Task directions: Restate the complete material exactly.

· · · · · · ·

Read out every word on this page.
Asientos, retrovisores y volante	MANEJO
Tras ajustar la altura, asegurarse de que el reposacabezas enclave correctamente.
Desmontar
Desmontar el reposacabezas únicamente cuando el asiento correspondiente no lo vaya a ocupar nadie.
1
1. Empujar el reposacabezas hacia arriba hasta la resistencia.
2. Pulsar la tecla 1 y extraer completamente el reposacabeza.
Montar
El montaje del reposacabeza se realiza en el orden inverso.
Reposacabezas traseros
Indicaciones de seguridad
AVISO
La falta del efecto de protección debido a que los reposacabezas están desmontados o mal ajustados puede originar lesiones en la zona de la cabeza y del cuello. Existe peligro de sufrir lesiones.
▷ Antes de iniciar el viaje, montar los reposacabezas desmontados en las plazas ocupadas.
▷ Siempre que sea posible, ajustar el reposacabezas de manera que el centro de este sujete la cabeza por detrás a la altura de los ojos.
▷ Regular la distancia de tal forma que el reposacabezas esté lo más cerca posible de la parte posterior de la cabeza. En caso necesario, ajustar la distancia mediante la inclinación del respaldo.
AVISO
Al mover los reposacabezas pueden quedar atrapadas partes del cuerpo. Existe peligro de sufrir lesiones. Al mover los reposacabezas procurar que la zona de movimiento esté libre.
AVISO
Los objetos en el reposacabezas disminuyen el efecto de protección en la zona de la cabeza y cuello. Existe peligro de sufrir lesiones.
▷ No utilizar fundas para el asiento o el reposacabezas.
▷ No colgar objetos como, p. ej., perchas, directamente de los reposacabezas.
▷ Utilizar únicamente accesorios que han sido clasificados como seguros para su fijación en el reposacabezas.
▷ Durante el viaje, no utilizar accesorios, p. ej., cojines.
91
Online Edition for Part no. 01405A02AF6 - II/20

· · · · · · ·

Expected output:
Read out every word on this page.
Asientos, retrovisores y volante	MANEJO
Tras ajustar la altura, asegurarse de que el reposacabezas enclave correctamente.
Desmontar
Desmontar el reposacabezas únicamente cuando el asiento correspondiente no lo vaya a ocupar nadie.
1
1. Empujar el reposacabezas hacia arriba hasta la resistencia.
2. Pulsar la tecla 1 y extraer completamente el reposacabeza.
Montar
El montaje del reposacabeza se realiza en el orden inverso.
Reposacabezas traseros
Indicaciones de seguridad
AVISO
La falta del efecto de protección debido a que los reposacabezas están desmontados o mal ajustados puede originar lesiones en la zona de la cabeza y del cuello. Existe peligro de sufrir lesiones.
▷ Antes de iniciar el viaje, montar los reposacabezas desmontados en las plazas ocupadas.
▷ Siempre que sea posible, ajustar el reposacabezas de manera que el centro de este sujete la cabeza por detrás a la altura de los ojos.
▷ Regular la distancia de tal forma que el reposacabezas esté lo más cerca posible de la parte posterior de la cabeza. En caso necesario, ajustar la distancia mediante la inclinación del respaldo.
AVISO
Al mover los reposacabezas pueden quedar atrapadas partes del cuerpo. Existe peligro de sufrir lesiones. Al mover los reposacabezas procurar que la zona de movimiento esté libre.
AVISO
Los objetos en el reposacabezas disminuyen el efecto de protección en la zona de la cabeza y cuello. Existe peligro de sufrir lesiones.
▷ No utilizar fundas para el asiento o el reposacabezas.
▷ No colgar objetos como, p. ej., perchas, directamente de los reposacabezas.
▷ Utilizar únicamente accesorios que han sido clasificados como seguros para su fijación en el reposacabezas.
▷ Durante el viaje, no utilizar accesorios, p. ej., cojines.
91
Online Edition for Part no. 01405A02AF6 - II/20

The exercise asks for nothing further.